• _Do this_:
Pick out and copy every line below that has the word "Selections".

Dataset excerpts
__________________________________________________
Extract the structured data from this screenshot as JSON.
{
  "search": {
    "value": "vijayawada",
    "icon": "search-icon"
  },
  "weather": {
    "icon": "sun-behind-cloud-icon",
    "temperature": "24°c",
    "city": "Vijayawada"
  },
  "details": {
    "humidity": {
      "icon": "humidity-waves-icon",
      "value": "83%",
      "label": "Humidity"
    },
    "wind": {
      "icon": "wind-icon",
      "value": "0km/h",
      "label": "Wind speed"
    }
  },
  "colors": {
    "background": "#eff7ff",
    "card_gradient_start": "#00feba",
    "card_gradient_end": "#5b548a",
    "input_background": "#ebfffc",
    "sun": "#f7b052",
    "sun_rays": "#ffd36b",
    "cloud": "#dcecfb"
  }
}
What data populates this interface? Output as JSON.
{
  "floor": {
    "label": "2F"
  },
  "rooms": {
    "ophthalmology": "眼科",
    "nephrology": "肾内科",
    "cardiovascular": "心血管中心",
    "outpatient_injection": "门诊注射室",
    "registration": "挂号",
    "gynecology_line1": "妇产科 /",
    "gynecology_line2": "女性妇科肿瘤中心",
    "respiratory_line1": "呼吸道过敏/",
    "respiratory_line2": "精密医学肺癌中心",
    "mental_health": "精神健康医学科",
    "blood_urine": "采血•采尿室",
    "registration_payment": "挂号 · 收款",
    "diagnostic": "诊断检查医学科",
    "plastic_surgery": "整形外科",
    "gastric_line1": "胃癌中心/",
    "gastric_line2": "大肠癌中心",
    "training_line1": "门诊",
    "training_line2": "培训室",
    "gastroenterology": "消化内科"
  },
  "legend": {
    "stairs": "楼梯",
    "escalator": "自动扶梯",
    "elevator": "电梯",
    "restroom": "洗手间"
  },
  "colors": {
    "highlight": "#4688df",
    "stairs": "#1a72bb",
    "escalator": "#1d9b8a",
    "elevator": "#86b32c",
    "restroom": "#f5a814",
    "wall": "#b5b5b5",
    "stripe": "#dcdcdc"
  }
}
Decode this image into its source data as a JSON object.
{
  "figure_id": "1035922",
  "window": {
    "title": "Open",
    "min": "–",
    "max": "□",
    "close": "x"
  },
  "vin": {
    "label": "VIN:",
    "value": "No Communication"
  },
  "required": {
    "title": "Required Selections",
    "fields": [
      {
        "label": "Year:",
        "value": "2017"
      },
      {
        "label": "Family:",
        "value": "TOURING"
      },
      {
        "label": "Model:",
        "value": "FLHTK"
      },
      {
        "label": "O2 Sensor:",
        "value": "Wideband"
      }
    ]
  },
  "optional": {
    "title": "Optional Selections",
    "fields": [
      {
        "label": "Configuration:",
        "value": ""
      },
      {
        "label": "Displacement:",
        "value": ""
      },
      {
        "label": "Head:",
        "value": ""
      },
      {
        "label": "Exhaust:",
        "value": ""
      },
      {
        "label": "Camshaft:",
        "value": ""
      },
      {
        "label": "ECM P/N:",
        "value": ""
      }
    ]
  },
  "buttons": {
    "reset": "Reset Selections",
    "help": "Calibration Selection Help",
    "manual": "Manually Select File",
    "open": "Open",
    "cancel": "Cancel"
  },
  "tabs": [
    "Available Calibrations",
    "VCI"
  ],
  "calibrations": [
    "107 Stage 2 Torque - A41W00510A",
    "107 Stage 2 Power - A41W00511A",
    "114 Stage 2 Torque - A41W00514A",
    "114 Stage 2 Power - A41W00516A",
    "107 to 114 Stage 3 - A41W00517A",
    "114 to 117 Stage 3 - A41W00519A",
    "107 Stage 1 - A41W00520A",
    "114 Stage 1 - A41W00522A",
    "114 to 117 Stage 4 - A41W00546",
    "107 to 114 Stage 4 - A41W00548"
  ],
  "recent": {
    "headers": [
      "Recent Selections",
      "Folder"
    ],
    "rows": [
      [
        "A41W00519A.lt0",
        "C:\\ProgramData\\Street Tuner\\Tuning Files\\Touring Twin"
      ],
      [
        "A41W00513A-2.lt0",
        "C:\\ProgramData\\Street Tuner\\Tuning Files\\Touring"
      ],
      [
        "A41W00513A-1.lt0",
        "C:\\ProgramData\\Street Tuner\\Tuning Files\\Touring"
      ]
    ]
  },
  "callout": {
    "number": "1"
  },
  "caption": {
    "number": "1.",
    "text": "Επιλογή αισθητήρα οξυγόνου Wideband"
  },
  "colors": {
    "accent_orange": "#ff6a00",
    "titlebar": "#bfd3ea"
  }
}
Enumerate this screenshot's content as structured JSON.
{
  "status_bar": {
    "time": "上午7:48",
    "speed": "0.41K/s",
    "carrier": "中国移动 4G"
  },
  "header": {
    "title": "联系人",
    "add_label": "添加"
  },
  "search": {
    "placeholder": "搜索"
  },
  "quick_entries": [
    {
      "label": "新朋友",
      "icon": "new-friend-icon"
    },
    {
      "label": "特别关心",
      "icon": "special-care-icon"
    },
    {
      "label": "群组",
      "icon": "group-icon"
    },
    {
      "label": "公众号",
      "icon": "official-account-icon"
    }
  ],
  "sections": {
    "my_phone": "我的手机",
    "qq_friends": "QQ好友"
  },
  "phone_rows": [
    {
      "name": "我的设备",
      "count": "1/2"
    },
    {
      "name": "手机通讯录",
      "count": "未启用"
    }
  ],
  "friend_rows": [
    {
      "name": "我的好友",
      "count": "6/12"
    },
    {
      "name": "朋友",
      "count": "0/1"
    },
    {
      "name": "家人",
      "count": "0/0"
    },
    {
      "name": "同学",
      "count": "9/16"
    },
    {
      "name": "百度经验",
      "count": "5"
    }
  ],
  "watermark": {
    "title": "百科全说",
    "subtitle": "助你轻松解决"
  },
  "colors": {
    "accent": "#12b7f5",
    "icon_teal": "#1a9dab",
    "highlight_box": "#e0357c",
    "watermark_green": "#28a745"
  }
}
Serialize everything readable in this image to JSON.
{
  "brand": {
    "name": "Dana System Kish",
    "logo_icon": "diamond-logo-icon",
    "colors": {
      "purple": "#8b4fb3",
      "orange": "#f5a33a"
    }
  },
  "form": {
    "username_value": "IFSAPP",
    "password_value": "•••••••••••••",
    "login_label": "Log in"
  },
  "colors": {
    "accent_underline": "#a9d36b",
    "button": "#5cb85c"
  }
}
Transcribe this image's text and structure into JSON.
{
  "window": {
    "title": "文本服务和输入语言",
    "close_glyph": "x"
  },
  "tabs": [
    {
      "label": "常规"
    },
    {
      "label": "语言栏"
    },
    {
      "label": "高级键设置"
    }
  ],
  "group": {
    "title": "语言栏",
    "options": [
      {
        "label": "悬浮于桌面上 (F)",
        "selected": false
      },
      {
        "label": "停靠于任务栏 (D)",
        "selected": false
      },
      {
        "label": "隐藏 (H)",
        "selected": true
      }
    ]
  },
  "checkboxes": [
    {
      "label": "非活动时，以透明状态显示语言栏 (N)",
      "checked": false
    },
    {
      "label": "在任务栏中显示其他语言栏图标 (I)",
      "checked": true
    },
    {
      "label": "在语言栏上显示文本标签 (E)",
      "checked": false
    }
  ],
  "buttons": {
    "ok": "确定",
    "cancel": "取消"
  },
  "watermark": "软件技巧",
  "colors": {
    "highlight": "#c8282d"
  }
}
__________________________________________________
• _Solved exercise_:
    "title": "Required Selections",
    "title": "Optional Selections",
    "reset": "Reset Selections",
      "Recent Selections",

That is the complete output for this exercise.